Look through the lines below and extract each one that contains "condizionalità".
-=-=-
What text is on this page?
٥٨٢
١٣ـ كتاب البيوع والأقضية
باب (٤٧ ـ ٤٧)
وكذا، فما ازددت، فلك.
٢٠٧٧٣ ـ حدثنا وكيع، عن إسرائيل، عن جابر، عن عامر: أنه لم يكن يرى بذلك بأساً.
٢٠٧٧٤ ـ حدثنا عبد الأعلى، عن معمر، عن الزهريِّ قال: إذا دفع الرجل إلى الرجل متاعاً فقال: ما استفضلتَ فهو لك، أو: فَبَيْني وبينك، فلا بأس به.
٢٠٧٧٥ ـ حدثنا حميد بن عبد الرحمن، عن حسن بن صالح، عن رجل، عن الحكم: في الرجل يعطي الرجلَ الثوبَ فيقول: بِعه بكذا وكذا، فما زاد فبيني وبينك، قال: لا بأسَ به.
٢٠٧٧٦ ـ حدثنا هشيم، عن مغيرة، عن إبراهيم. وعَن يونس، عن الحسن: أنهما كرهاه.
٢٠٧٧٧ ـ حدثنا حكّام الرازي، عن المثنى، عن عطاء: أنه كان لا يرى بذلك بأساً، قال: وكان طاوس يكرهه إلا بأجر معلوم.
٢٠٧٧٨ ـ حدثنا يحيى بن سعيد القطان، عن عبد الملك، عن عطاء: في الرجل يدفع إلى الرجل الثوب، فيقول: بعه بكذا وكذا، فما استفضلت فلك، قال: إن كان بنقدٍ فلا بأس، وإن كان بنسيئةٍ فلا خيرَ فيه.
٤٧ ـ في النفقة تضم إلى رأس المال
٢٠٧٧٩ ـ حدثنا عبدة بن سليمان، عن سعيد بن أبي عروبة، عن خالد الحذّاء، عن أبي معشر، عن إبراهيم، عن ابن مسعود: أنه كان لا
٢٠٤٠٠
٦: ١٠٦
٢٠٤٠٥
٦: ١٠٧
-=-=-
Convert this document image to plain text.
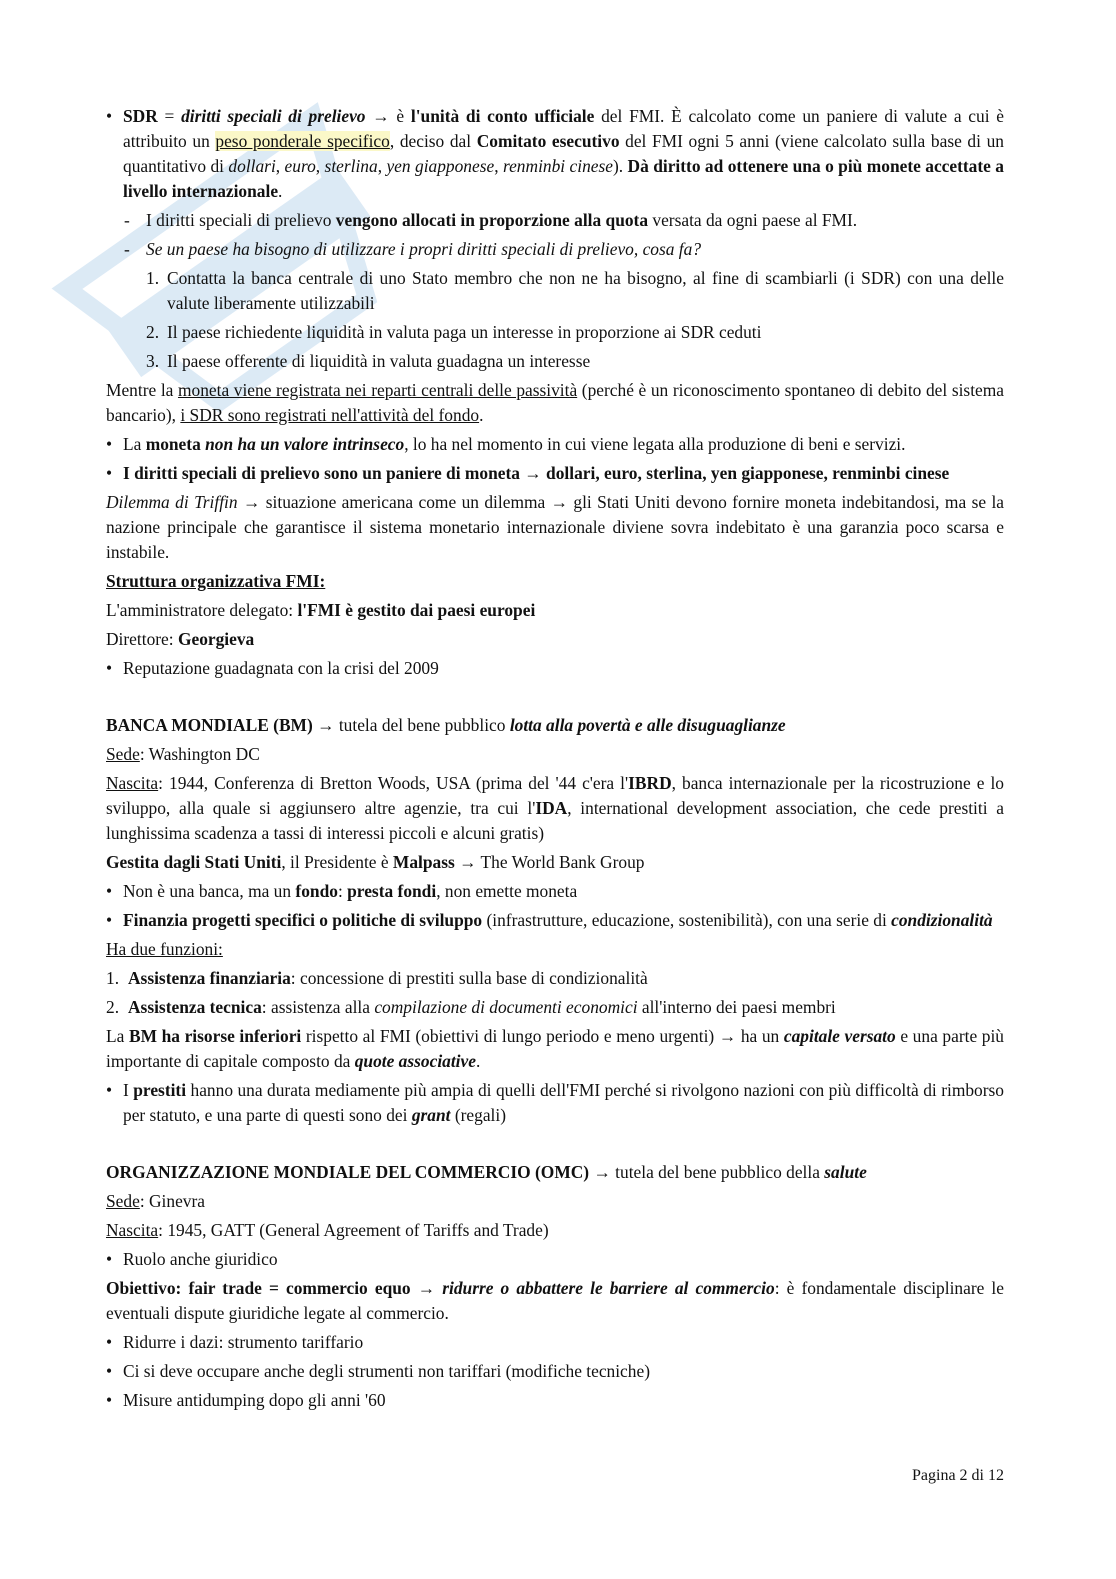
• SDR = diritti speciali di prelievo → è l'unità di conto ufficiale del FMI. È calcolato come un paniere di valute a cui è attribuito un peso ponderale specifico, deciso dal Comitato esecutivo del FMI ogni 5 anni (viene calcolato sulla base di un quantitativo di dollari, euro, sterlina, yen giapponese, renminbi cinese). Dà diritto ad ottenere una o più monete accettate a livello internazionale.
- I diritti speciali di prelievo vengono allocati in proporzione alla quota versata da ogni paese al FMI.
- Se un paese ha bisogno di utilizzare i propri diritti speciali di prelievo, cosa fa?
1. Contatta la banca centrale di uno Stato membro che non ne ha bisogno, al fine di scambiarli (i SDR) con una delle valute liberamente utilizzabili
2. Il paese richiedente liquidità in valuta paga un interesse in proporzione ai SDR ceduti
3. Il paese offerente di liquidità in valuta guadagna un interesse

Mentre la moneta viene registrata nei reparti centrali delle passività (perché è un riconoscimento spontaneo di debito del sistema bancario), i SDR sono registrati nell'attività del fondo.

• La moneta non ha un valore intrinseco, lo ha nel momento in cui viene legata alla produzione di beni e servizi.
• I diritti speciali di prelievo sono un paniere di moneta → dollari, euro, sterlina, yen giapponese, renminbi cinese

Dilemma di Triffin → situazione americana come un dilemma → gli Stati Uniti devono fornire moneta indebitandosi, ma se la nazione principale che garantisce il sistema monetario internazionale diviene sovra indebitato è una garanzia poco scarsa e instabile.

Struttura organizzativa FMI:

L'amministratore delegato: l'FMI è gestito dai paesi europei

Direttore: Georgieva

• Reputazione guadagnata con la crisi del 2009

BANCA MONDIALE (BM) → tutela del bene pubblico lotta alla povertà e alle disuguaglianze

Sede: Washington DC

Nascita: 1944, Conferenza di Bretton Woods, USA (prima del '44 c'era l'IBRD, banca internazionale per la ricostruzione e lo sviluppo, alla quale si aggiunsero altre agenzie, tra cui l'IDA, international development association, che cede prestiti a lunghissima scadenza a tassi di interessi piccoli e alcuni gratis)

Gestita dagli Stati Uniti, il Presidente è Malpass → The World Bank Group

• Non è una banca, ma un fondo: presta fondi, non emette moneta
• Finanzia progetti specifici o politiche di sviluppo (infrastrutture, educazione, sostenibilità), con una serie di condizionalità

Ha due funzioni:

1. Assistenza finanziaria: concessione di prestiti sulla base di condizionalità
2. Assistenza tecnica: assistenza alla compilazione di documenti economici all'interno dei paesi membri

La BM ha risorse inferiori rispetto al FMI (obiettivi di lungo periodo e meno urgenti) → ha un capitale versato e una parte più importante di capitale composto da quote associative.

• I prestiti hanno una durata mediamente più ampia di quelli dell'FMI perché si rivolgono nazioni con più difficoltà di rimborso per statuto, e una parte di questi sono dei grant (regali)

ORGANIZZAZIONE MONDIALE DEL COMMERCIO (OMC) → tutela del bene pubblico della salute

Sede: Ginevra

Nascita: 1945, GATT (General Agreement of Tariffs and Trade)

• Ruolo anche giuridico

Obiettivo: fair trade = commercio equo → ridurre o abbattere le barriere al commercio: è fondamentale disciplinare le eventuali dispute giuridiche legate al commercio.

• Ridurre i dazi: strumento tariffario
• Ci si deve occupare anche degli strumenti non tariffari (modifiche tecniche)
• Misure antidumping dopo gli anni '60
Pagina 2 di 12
-=-=-
▶ [Expected answer]
• Finanzia progetti specifici o politiche di sviluppo (infrastrutture, educazione, sostenibilità), con una serie di condizionalità
1. Assistenza finanziaria: concessione di prestiti sulla base di condizionalità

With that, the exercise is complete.